**Your instructions**:
Without further comment, state how many lines in the listing below contain the word "广东茂名健康职业学院".
··· Entries ···
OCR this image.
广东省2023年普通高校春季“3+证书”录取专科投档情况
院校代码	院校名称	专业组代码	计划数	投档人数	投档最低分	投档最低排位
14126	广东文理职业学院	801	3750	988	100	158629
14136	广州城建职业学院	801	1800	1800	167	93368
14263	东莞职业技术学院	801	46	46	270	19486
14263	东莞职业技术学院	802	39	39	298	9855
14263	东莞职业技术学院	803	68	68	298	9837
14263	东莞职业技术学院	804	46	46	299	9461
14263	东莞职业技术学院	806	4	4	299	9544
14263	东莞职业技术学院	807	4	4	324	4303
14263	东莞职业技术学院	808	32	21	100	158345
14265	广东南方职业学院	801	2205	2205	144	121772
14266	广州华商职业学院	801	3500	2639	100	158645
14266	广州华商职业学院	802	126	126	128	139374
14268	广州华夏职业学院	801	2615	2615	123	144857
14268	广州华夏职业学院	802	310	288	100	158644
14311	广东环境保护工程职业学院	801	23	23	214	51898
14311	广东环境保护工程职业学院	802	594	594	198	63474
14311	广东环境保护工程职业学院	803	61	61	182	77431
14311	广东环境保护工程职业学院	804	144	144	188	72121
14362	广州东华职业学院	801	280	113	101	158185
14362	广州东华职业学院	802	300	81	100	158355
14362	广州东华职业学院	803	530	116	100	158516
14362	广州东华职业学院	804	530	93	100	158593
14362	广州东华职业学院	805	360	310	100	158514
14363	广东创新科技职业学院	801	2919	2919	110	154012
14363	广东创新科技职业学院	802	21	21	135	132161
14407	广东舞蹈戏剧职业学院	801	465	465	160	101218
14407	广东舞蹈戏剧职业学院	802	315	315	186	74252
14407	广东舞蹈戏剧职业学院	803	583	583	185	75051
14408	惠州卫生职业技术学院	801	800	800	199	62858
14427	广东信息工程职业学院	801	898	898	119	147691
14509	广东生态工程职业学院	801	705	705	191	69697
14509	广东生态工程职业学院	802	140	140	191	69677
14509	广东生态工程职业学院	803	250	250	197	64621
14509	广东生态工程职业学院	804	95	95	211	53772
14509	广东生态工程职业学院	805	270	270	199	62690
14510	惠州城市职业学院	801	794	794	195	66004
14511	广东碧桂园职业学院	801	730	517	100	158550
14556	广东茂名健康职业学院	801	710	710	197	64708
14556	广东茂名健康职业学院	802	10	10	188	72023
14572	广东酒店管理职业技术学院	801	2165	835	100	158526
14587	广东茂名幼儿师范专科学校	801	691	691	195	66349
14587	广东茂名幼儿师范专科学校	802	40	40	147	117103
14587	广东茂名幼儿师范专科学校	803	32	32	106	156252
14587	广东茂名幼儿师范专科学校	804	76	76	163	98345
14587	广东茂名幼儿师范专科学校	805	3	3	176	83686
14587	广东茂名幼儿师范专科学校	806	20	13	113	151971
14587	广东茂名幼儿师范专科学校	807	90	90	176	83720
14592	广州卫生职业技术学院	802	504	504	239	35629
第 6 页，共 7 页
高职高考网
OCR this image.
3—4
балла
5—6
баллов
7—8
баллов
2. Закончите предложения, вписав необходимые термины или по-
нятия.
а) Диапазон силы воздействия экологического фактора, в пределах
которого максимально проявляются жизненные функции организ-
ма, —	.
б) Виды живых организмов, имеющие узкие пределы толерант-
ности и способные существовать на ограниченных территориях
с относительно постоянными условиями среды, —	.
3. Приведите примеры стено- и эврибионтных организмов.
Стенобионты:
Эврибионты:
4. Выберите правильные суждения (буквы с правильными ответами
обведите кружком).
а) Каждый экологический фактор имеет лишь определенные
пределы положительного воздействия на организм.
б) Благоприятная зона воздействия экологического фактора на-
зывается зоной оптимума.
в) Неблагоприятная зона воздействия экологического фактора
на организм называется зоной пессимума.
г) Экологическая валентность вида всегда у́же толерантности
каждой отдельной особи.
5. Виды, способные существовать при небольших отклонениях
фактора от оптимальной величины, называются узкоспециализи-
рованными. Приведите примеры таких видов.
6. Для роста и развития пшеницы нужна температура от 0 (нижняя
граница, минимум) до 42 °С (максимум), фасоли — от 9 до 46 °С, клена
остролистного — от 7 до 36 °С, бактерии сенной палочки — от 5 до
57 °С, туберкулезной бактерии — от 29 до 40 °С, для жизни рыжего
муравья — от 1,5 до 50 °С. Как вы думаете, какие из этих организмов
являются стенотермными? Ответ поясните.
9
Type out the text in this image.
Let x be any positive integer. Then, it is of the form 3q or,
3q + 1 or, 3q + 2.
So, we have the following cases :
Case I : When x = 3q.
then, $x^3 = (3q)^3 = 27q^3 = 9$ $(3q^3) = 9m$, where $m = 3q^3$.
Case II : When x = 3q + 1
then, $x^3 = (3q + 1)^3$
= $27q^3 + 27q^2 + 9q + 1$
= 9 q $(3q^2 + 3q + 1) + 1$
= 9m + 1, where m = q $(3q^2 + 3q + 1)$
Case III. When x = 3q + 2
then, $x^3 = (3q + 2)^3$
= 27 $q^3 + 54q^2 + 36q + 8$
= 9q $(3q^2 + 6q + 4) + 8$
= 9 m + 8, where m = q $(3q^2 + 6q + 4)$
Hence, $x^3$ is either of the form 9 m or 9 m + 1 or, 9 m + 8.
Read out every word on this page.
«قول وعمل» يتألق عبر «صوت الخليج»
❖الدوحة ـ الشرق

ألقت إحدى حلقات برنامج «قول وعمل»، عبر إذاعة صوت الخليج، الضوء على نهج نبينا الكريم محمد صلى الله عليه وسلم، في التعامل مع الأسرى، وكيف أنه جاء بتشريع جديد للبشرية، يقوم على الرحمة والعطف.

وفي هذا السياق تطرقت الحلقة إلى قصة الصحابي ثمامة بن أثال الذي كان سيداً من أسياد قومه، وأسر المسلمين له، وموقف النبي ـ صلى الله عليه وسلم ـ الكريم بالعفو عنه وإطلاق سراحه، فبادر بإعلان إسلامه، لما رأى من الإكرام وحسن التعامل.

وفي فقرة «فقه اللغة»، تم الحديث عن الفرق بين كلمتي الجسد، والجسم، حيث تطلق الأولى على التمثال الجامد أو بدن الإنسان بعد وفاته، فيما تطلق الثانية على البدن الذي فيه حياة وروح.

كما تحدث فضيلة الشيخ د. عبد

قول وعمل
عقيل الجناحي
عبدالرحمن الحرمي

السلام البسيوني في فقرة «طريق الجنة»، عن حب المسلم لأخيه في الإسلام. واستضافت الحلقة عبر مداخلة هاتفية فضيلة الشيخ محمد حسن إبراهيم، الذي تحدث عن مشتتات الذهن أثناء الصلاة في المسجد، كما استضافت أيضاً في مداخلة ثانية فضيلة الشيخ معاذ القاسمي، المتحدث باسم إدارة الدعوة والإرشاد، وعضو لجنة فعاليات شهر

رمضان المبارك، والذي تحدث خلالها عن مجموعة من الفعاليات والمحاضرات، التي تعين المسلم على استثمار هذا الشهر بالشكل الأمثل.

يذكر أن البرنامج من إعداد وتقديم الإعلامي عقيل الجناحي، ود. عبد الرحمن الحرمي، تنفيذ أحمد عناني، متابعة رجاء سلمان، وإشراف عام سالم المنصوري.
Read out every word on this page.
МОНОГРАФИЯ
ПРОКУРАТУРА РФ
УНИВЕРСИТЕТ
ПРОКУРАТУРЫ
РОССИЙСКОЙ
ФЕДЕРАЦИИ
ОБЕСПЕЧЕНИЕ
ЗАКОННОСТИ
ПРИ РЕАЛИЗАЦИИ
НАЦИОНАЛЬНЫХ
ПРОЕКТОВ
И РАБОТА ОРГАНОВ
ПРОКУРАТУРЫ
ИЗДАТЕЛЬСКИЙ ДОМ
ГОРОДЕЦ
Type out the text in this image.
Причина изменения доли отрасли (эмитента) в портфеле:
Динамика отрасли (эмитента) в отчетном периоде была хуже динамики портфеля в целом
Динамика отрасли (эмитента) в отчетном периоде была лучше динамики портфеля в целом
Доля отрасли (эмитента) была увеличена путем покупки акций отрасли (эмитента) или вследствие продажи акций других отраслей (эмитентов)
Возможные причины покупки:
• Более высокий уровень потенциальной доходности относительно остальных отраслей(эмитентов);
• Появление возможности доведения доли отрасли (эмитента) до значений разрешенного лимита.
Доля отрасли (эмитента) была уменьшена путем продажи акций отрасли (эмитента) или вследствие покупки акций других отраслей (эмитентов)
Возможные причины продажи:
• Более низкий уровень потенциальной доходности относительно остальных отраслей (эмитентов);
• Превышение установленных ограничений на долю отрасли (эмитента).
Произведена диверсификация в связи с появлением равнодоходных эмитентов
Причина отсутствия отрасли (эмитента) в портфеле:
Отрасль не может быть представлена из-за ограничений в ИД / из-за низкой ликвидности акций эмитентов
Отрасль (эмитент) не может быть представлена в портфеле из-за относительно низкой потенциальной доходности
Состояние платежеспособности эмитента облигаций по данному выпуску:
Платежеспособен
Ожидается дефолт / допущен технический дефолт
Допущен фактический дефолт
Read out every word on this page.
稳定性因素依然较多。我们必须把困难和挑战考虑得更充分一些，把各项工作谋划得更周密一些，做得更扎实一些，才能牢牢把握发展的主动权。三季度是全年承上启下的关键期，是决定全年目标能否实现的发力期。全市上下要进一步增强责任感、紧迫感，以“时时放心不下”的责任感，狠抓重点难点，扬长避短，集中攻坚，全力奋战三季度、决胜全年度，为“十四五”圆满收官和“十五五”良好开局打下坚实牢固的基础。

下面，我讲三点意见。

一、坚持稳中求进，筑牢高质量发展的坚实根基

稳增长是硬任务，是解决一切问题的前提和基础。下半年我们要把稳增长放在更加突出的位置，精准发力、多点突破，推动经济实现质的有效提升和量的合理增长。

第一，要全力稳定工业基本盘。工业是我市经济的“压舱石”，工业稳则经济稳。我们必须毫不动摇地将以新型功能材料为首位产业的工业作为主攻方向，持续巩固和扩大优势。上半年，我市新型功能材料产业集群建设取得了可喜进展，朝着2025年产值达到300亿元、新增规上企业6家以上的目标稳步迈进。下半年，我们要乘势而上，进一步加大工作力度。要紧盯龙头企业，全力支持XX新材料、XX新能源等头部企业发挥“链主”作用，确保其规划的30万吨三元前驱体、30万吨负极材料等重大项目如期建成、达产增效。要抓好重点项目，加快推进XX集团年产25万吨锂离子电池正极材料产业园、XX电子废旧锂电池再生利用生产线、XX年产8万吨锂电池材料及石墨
···
**Response**:
2